The input:
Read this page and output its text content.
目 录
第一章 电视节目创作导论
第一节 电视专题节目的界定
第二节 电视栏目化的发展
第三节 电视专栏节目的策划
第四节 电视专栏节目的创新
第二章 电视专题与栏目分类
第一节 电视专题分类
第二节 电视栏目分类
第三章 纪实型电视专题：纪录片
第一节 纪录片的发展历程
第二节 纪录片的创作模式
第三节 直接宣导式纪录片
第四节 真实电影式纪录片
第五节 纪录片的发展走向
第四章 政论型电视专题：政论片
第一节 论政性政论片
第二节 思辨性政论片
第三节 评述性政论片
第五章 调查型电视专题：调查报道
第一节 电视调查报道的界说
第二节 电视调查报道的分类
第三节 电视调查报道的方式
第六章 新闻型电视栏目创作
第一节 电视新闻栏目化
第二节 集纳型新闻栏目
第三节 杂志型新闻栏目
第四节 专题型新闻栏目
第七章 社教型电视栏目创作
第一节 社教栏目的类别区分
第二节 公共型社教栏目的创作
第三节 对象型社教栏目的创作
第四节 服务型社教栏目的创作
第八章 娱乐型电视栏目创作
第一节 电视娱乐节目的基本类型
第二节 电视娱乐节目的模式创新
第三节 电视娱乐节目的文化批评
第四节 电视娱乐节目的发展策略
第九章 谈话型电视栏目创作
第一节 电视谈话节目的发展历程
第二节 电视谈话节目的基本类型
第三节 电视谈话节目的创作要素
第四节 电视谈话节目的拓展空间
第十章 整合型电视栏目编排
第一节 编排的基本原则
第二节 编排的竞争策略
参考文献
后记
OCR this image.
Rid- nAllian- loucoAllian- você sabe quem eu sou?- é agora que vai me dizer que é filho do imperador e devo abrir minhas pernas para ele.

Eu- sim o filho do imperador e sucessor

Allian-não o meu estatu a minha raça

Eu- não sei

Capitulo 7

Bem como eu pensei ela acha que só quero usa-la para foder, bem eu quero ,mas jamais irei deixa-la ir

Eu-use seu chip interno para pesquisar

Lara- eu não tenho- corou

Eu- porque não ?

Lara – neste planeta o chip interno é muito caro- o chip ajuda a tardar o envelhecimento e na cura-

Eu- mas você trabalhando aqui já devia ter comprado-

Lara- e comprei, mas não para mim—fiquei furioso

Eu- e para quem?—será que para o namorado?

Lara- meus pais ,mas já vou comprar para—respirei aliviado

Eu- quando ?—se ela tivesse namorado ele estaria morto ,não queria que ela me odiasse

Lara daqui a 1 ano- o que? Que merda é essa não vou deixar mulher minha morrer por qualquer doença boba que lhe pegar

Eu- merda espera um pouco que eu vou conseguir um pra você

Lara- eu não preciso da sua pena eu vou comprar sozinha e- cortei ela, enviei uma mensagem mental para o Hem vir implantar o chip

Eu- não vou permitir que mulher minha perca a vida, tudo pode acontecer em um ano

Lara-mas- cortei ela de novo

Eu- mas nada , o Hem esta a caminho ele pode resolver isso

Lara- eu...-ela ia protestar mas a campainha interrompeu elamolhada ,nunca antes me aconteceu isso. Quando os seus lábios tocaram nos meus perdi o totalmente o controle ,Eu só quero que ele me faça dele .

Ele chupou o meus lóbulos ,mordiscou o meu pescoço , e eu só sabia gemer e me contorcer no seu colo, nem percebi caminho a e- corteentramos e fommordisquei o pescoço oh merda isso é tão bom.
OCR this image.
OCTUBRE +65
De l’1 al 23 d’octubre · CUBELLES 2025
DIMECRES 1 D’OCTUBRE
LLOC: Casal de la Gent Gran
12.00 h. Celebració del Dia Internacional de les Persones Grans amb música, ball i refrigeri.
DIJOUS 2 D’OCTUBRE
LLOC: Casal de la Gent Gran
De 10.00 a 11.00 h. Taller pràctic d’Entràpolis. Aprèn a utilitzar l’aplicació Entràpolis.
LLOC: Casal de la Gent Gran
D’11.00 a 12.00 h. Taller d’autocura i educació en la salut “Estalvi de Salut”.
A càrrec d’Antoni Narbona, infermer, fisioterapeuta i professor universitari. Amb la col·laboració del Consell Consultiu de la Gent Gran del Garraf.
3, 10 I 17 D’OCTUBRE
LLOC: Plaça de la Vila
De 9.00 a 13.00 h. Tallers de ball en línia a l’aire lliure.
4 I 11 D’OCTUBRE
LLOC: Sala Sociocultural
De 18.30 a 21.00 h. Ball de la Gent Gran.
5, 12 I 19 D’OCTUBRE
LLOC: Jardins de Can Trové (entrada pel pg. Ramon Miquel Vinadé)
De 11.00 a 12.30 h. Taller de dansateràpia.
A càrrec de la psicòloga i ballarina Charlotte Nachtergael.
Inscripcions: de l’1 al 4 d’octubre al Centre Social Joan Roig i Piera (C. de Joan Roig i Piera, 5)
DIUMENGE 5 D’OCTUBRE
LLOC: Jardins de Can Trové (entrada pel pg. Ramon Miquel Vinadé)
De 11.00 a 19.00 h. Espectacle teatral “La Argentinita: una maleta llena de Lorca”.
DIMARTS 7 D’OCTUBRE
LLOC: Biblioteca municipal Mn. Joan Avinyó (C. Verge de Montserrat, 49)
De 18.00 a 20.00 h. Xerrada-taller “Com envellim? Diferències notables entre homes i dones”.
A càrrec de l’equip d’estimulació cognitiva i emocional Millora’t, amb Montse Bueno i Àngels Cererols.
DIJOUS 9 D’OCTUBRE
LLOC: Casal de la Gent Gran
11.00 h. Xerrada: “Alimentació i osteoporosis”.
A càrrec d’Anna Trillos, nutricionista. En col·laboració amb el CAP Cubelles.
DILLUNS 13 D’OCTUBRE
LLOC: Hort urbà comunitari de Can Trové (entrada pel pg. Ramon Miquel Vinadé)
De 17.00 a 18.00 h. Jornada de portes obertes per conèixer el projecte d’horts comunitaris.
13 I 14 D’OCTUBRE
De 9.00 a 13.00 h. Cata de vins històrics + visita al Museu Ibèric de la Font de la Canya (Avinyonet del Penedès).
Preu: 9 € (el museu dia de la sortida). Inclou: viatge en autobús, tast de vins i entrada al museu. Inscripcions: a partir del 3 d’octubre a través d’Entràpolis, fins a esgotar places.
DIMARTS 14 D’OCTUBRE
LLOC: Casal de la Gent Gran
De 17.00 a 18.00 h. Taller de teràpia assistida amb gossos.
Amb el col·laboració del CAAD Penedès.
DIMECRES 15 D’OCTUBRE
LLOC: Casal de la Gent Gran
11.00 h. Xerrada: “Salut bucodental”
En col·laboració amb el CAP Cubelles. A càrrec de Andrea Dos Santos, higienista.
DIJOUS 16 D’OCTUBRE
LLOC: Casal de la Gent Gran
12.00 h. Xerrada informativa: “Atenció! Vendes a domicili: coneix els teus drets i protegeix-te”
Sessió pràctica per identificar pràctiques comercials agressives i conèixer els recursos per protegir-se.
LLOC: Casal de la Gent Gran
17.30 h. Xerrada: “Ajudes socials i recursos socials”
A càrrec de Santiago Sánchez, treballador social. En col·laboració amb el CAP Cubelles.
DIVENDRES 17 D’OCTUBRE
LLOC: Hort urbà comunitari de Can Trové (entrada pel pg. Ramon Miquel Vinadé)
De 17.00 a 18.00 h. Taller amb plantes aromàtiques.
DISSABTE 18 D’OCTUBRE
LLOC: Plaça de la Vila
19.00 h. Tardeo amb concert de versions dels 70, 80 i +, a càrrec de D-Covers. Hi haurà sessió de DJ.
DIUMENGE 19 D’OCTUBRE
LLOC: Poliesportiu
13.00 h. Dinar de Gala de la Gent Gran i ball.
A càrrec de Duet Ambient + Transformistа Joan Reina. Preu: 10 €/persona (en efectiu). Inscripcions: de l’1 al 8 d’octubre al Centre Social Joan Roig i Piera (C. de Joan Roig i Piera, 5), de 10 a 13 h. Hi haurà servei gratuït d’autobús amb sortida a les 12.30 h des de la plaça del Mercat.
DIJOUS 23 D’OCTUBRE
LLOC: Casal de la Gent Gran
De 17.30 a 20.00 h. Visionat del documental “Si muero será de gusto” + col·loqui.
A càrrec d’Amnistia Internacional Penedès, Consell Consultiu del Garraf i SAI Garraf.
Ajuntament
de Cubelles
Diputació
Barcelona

Written request:
State how many lines of the material contain the string "DIMARTS", with no other words.

Full answer:
2